TASK REQUIREMENTS:
Can you transcribe every one of the items below word for word, omitting the pictures from your copy?
.....
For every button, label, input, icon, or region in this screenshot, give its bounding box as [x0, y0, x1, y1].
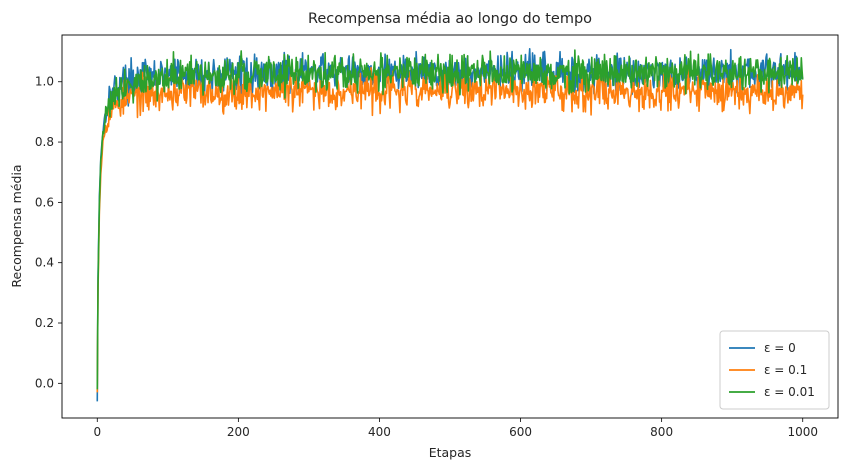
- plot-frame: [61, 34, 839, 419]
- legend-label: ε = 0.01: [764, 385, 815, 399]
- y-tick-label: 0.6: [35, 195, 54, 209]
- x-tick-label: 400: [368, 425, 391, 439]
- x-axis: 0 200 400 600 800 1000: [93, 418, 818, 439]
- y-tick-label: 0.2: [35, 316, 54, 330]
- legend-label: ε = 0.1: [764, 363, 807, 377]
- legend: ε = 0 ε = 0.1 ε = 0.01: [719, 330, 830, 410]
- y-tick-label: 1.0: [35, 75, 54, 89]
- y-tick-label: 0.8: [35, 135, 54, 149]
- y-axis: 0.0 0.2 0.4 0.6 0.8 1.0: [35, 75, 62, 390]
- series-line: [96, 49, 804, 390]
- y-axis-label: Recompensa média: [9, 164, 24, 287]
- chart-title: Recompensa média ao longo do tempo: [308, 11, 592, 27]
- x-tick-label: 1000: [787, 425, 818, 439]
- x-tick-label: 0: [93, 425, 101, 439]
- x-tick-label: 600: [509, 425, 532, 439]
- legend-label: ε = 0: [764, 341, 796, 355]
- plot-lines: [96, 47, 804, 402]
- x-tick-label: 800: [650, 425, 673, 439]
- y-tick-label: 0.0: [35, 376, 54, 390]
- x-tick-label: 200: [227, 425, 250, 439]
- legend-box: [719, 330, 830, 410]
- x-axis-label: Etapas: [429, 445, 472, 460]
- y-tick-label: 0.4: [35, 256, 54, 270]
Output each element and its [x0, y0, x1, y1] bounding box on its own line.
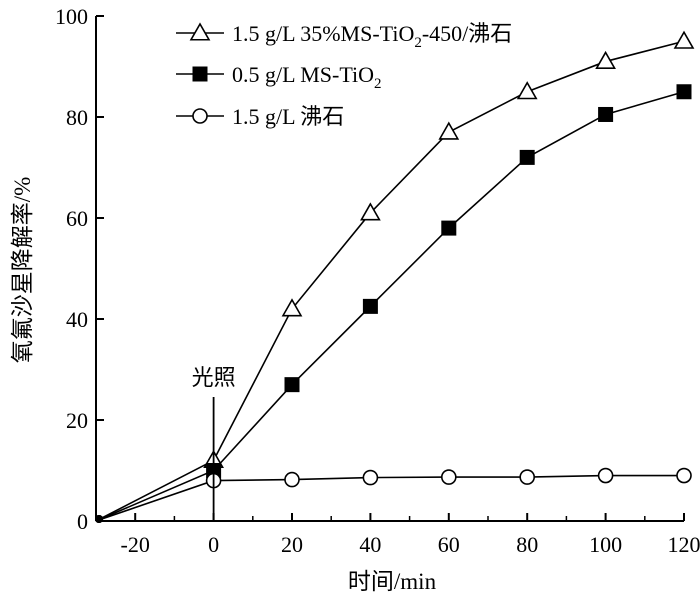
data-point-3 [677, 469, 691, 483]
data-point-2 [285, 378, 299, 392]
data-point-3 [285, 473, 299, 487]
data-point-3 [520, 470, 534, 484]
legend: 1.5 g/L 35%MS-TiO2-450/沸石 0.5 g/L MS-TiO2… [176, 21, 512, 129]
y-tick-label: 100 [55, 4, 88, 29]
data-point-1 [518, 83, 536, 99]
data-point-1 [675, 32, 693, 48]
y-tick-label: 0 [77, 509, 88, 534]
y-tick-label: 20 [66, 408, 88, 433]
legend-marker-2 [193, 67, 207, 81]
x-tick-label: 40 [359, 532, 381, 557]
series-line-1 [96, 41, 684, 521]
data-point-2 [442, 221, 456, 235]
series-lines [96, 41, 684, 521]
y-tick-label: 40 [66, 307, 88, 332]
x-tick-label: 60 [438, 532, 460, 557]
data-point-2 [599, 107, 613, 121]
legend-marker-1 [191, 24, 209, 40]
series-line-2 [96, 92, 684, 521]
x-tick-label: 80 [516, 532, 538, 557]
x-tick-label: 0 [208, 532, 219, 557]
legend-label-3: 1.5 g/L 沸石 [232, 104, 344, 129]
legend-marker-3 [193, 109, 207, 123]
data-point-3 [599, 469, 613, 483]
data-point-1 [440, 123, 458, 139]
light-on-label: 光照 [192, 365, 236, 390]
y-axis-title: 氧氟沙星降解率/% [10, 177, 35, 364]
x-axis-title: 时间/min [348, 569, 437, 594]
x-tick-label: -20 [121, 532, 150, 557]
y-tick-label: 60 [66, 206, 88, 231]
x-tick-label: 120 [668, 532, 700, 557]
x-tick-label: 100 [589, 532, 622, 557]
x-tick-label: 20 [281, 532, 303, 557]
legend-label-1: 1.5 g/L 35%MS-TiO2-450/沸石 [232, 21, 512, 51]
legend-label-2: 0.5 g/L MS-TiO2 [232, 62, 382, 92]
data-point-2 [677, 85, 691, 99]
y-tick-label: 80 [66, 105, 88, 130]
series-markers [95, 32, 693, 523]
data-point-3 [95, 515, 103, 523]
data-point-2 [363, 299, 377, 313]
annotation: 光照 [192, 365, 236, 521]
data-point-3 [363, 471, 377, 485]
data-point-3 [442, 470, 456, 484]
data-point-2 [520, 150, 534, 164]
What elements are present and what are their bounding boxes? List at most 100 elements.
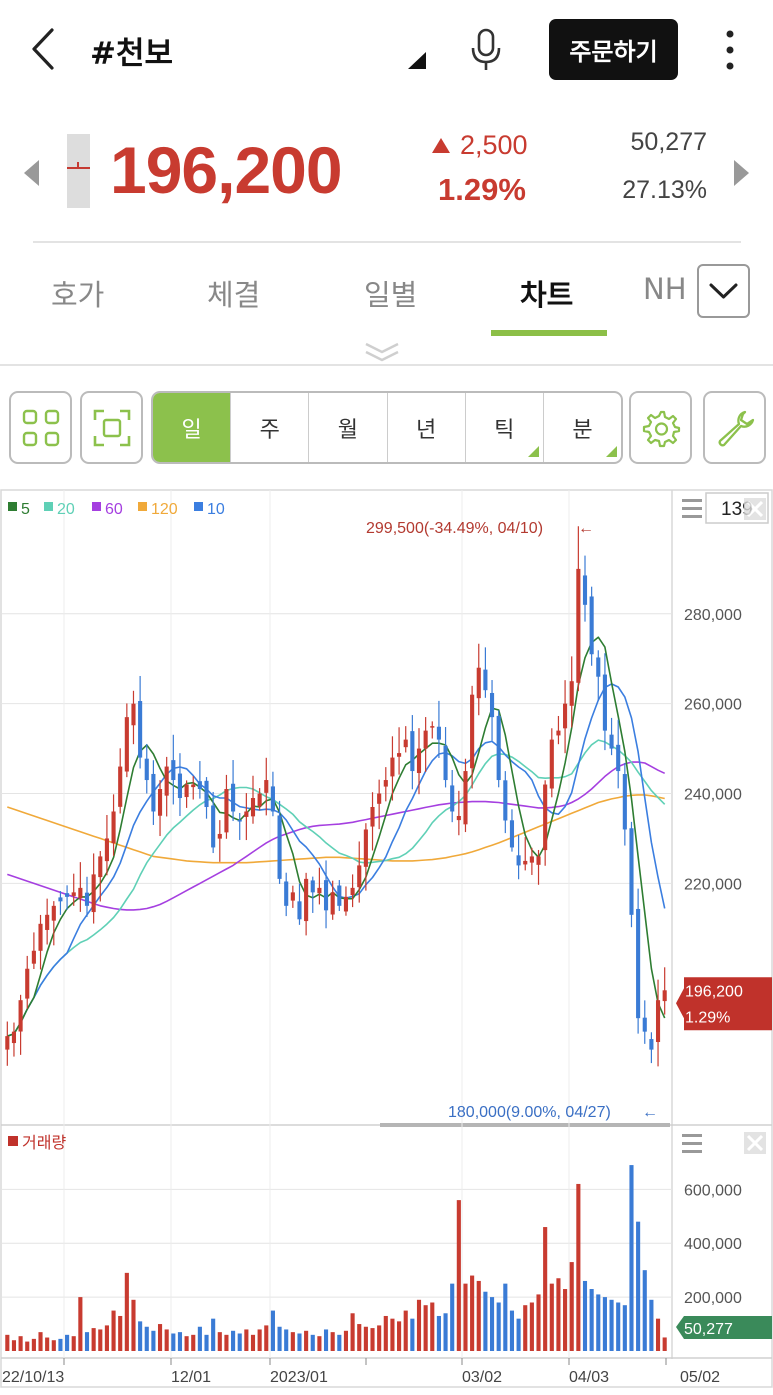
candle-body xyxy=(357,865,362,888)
.....
WRITTEN SOLUTION:
For every button, label, input, icon, or region in this screenshot, give its bounding box as [x0, y0, x1, y1].
- plot-frame: [61, 34, 839, 419]
- legend-label: ε = 0.01: [764, 385, 815, 399]
- y-tick-label: 0.6: [35, 195, 54, 209]
- x-tick-label: 400: [368, 425, 391, 439]
- x-axis: 0 200 400 600 800 1000: [93, 418, 818, 439]
- y-tick-label: 0.2: [35, 316, 54, 330]
- legend-label: ε = 0.1: [764, 363, 807, 377]
- legend: ε = 0 ε = 0.1 ε = 0.01: [719, 330, 830, 410]
- y-tick-label: 1.0: [35, 75, 54, 89]
- y-tick-label: 0.8: [35, 135, 54, 149]
- y-axis: 0.0 0.2 0.4 0.6 0.8 1.0: [35, 75, 62, 390]
- series-line: [96, 49, 804, 390]
- y-axis-label: Recompensa média: [9, 164, 24, 287]
- chart-title: Recompensa média ao longo do tempo: [308, 11, 592, 27]
- x-tick-label: 1000: [787, 425, 818, 439]
- x-tick-label: 0: [93, 425, 101, 439]
- x-tick-label: 600: [509, 425, 532, 439]
- legend-label: ε = 0: [764, 341, 796, 355]
- plot-lines: [96, 47, 804, 402]
- x-tick-label: 800: [650, 425, 673, 439]
- y-tick-label: 0.0: [35, 376, 54, 390]
- x-tick-label: 200: [227, 425, 250, 439]
- legend-box: [719, 330, 830, 410]
- x-axis-label: Etapas: [429, 445, 472, 460]
- y-tick-label: 0.4: [35, 256, 54, 270]
Output each element and its [x0, y0, x1, y1] bounding box on its own line.
data-point-3 [677, 469, 691, 483]
data-point-2 [285, 378, 299, 392]
data-point-3 [285, 473, 299, 487]
data-point-3 [520, 470, 534, 484]
legend: 1.5 g/L 35%MS-TiO2-450/沸石 0.5 g/L MS-TiO2… [176, 21, 512, 129]
y-tick-label: 100 [55, 4, 88, 29]
data-point-1 [518, 83, 536, 99]
data-point-1 [675, 32, 693, 48]
y-tick-label: 0 [77, 509, 88, 534]
y-tick-label: 20 [66, 408, 88, 433]
legend-marker-2 [193, 67, 207, 81]
x-tick-label: 40 [359, 532, 381, 557]
series-line-1 [96, 41, 684, 521]
data-point-2 [442, 221, 456, 235]
series-lines [96, 41, 684, 521]
y-tick-label: 40 [66, 307, 88, 332]
x-tick-label: 60 [438, 532, 460, 557]
data-point-2 [599, 107, 613, 121]
legend-marker-1 [191, 24, 209, 40]
series-line-2 [96, 92, 684, 521]
x-tick-label: 80 [516, 532, 538, 557]
x-tick-label: 0 [208, 532, 219, 557]
legend-label-3: 1.5 g/L 沸石 [232, 104, 344, 129]
legend-marker-3 [193, 109, 207, 123]
data-point-3 [599, 469, 613, 483]
data-point-1 [440, 123, 458, 139]
light-on-label: 光照 [192, 365, 236, 390]
y-axis-title: 氧氟沙星降解率/% [10, 177, 35, 364]
x-axis-title: 时间/min [348, 569, 437, 594]
x-tick-label: -20 [121, 532, 150, 557]
y-tick-label: 60 [66, 206, 88, 231]
x-tick-label: 120 [668, 532, 700, 557]
x-tick-label: 100 [589, 532, 622, 557]
x-tick-label: 20 [281, 532, 303, 557]
legend-label-1: 1.5 g/L 35%MS-TiO2-450/沸石 [232, 21, 512, 51]
legend-label-2: 0.5 g/L MS-TiO2 [232, 62, 382, 92]
data-point-2 [677, 85, 691, 99]
y-tick-label: 80 [66, 105, 88, 130]
series-markers [95, 32, 693, 523]
data-point-3 [95, 515, 103, 523]
data-point-2 [363, 299, 377, 313]
annotation: 光照 [192, 365, 236, 521]
data-point-3 [363, 471, 377, 485]
data-point-3 [442, 470, 456, 484]
data-point-2 [520, 150, 534, 164]
What elements are present and what are their bounding boxes? List at most 100 elements.
candle-body xyxy=(357,865,362,888)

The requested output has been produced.